* [Materials provided]
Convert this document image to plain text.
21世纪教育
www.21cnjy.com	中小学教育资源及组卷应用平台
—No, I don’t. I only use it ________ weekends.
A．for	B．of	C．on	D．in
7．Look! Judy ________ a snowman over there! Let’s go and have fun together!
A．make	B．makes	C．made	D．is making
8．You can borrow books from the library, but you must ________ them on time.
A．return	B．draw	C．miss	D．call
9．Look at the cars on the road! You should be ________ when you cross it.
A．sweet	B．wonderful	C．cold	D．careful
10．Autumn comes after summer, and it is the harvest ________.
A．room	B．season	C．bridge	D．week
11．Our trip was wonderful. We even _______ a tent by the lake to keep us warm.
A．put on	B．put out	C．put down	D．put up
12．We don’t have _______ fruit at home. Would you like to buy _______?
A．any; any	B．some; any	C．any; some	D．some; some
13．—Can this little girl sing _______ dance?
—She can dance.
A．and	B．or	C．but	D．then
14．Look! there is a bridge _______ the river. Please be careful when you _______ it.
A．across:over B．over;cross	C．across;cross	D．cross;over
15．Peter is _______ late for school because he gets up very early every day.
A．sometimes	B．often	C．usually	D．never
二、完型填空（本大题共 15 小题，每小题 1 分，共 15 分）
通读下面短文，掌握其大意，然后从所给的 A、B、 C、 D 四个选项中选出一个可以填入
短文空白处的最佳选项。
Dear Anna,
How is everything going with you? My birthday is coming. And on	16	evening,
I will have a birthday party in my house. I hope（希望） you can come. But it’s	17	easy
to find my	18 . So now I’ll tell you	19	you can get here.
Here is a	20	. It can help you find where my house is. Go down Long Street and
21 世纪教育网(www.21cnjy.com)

* [What to work on] Among the entries above, how many lines hold the string "Look"? Give the number by itself.

* [Solved exercise] 3